Task brief: Write out the full listing exactly as given, minus the images.
======== Data provided
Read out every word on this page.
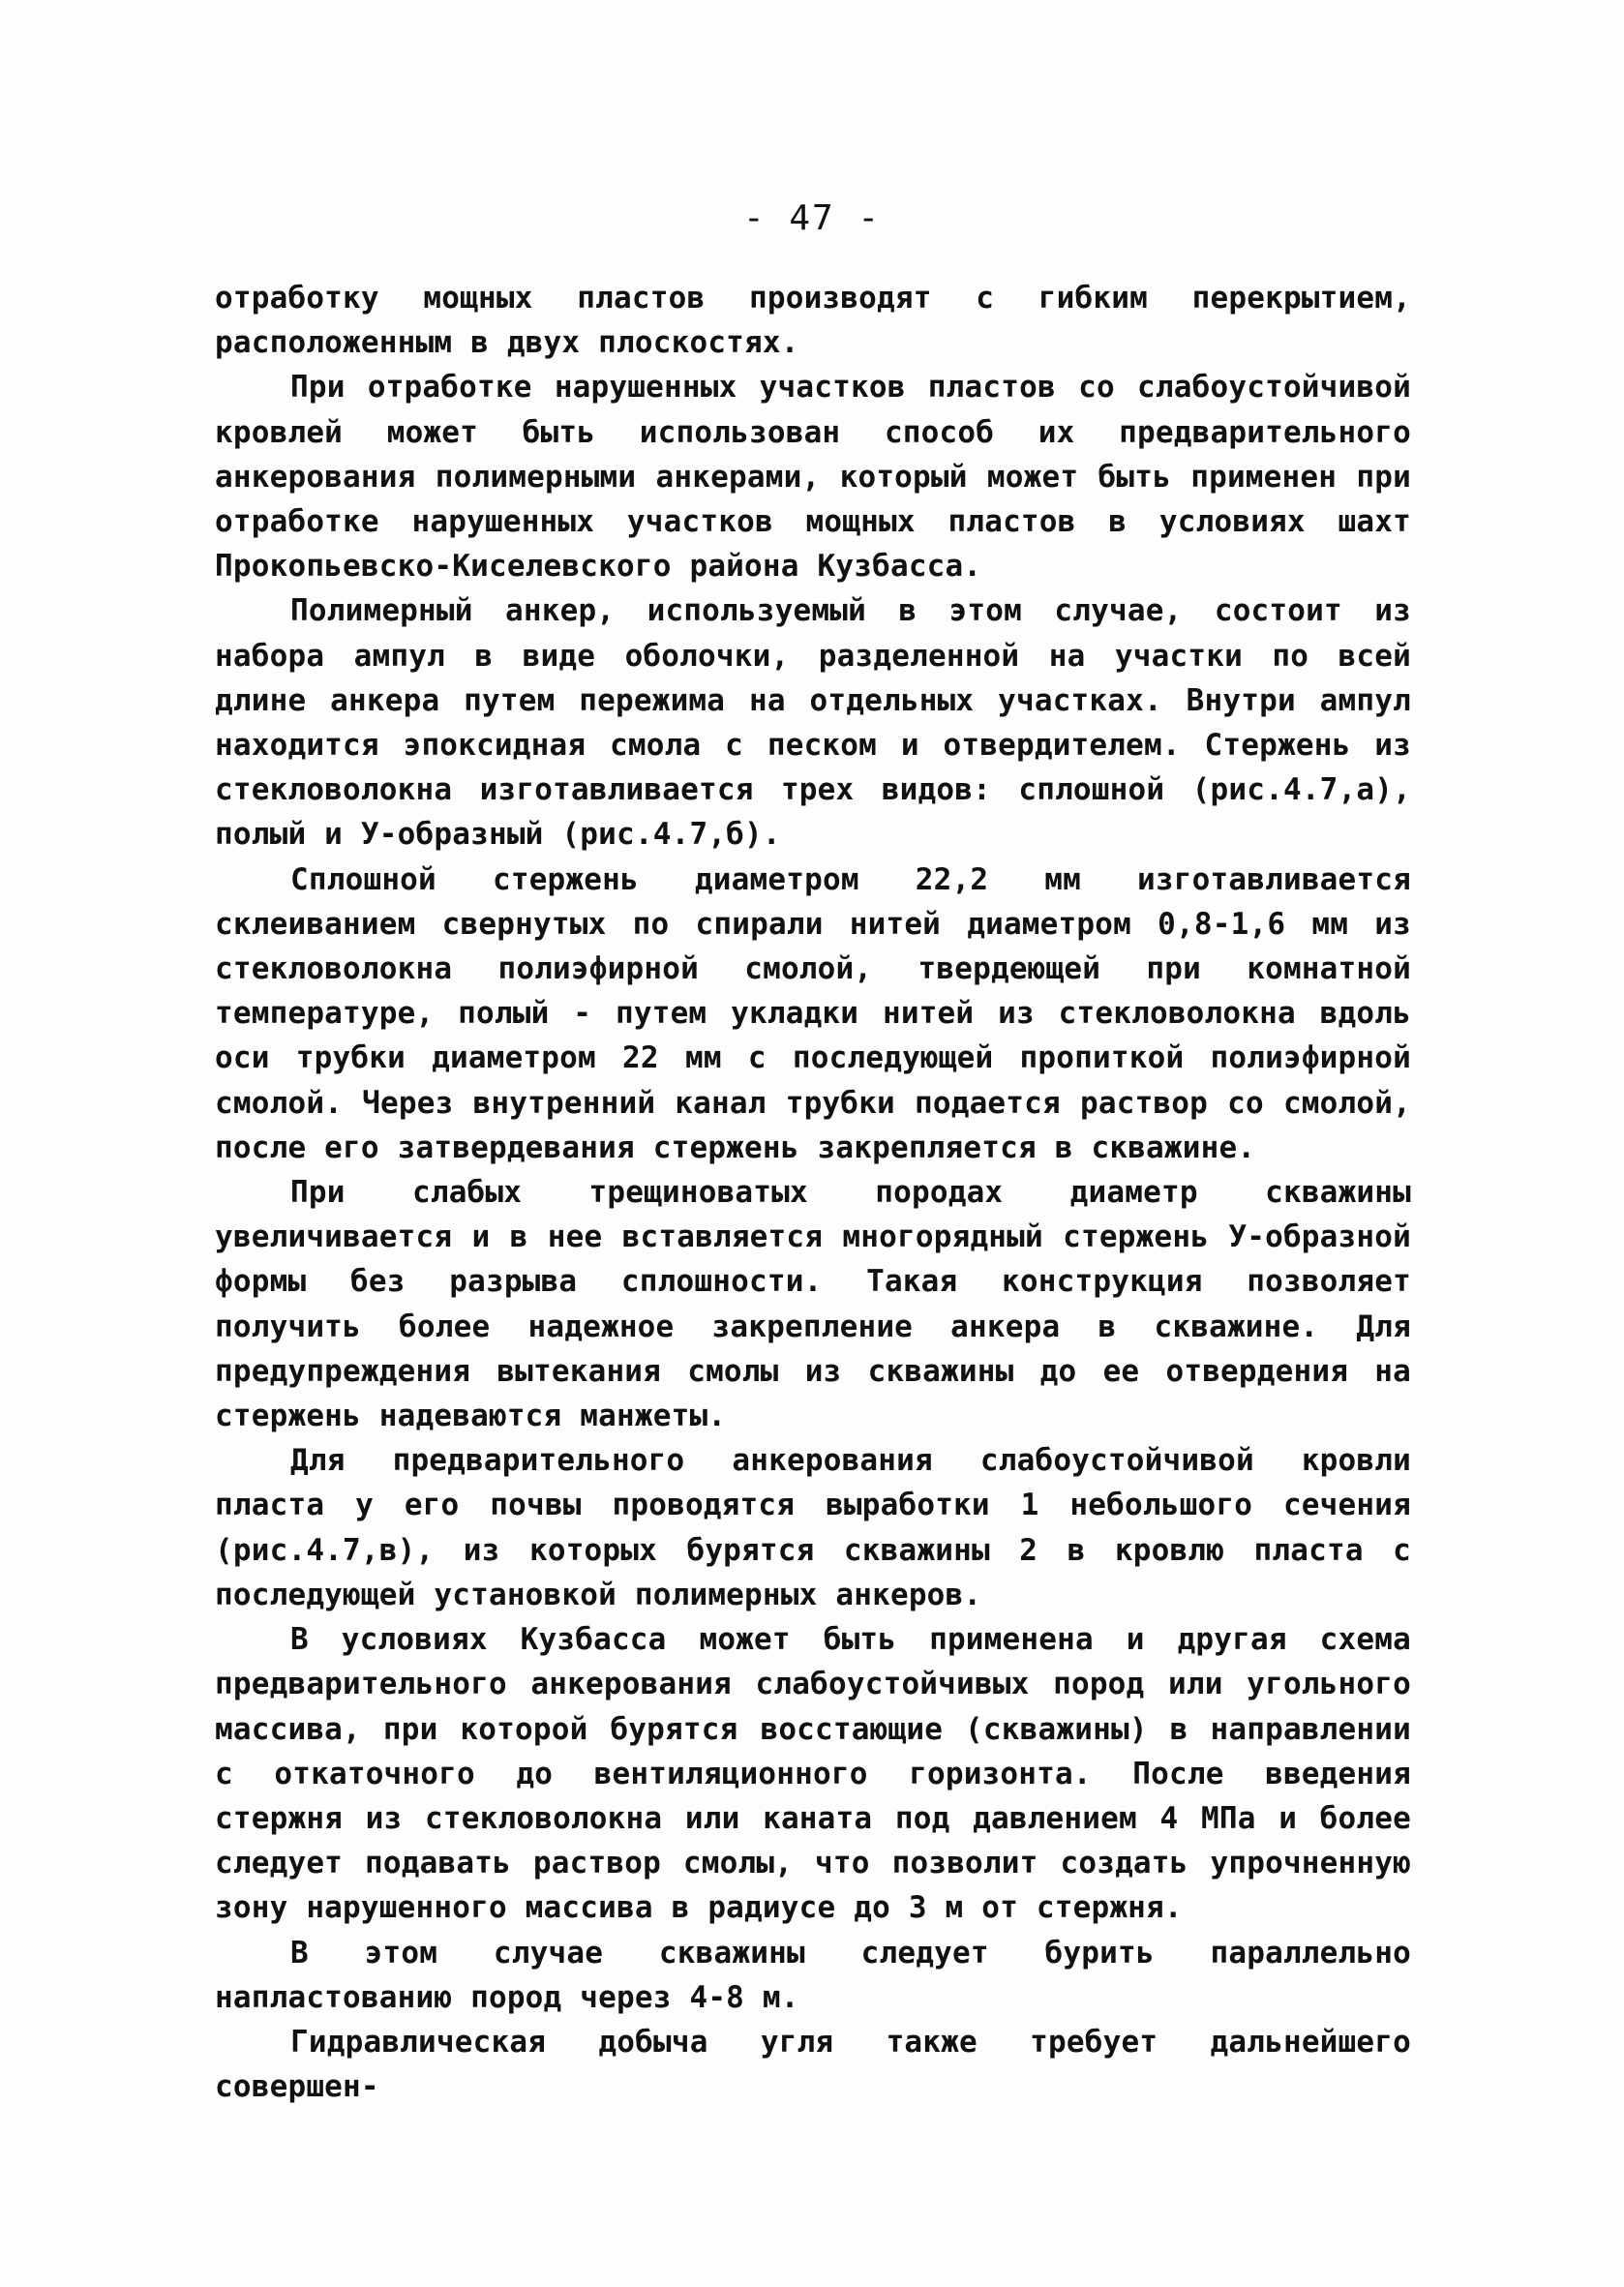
- 47 -

отработку мощных пластов производят с гибким перекрытием, расположенным в двух плоскостях.

При отработке нарушенных участков пластов со слабоустойчивой кровлей может быть использован способ их предварительного анкерования полимерными анкерами, который может быть применен при отработке нарушенных участков мощных пластов в условиях шахт Прокопьевско-Киселевского района Кузбасса.

Полимерный анкер, используемый в этом случае, состоит из набора ампул в виде оболочки, разделенной на участки по всей длине анкера путем пережима на отдельных участках. Внутри ампул находится эпоксидная смола с песком и отвердителем. Стержень из стекловолокна изготавливается трех видов: сплошной (рис.4.7,а), полый и У-образный (рис.4.7,б).

Сплошной стержень диаметром 22,2 мм изготавливается склеиванием свернутых по спирали нитей диаметром 0,8-1,6 мм из стекловолокна полиэфирной смолой, твердеющей при комнатной температуре, полый - путем укладки нитей из стекловолокна вдоль оси трубки диаметром 22 мм с последующей пропиткой полиэфирной смолой. Через внутренний канал трубки подается раствор со смолой, после его затвердевания стержень закрепляется в скважине.

При слабых трещиноватых породах диаметр скважины увеличивается и в нее вставляется многорядный стержень У-образной формы без разрыва сплошности. Такая конструкция позволяет получить более надежное закрепление анкера в скважине. Для предупреждения вытекания смолы из скважины до ее отвердения на стержень надеваются манжеты.

Для предварительного анкерования слабоустойчивой кровли пласта у его почвы проводятся выработки 1 небольшого сечения (рис.4.7,в), из которых бурятся скважины 2 в кровлю пласта с последующей установкой полимерных анкеров.

В условиях Кузбасса может быть применена и другая схема предварительного анкерования слабоустойчивых пород или угольного массива, при которой бурятся восстающие (скважины) в направлении с откаточного до вентиляционного горизонта. После введения стержня из стекловолокна или каната под давлением 4 МПа и более следует подавать раствор смолы, что позволит создать упрочненную зону нарушенного массива в радиусе до 3 м от стержня.

В этом случае скважины следует бурить параллельно напластованию пород через 4-8 м.

Гидравлическая добыча угля также требует дальнейшего совершен-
================
Result for this task:
Read out every word on this page.
- 47 -

отработку мощных пластов производят с гибким перекрытием, расположенным в двух плоскостях.

При отработке нарушенных участков пластов со слабоустойчивой кровлей может быть использован способ их предварительного анкерования полимерными анкерами, который может быть применен при отработке нарушенных участков мощных пластов в условиях шахт Прокопьевско-Киселевского района Кузбасса.

Полимерный анкер, используемый в этом случае, состоит из набора ампул в виде оболочки, разделенной на участки по всей длине анкера путем пережима на отдельных участках. Внутри ампул находится эпоксидная смола с песком и отвердителем. Стержень из стекловолокна изготавливается трех видов: сплошной (рис.4.7,а), полый и У-образный (рис.4.7,б).

Сплошной стержень диаметром 22,2 мм изготавливается склеиванием свернутых по спирали нитей диаметром 0,8-1,6 мм из стекловолокна полиэфирной смолой, твердеющей при комнатной температуре, полый - путем укладки нитей из стекловолокна вдоль оси трубки диаметром 22 мм с последующей пропиткой полиэфирной смолой. Через внутренний канал трубки подается раствор со смолой, после его затвердевания стержень закрепляется в скважине.

При слабых трещиноватых породах диаметр скважины увеличивается и в нее вставляется многорядный стержень У-образной формы без разрыва сплошности. Такая конструкция позволяет получить более надежное закрепление анкера в скважине. Для предупреждения вытекания смолы из скважины до ее отвердения на стержень надеваются манжеты.

Для предварительного анкерования слабоустойчивой кровли пласта у его почвы проводятся выработки 1 небольшого сечения (рис.4.7,в), из которых бурятся скважины 2 в кровлю пласта с последующей установкой полимерных анкеров.

В условиях Кузбасса может быть применена и другая схема предварительного анкерования слабоустойчивых пород или угольного массива, при которой бурятся восстающие (скважины) в направлении с откаточного до вентиляционного горизонта. После введения стержня из стекловолокна или каната под давлением 4 МПа и более следует подавать раствор смолы, что позволит создать упрочненную зону нарушенного массива в радиусе до 3 м от стержня.

В этом случае скважины следует бурить параллельно напластованию пород через 4-8 м.

Гидравлическая добыча угля также требует дальнейшего совершен-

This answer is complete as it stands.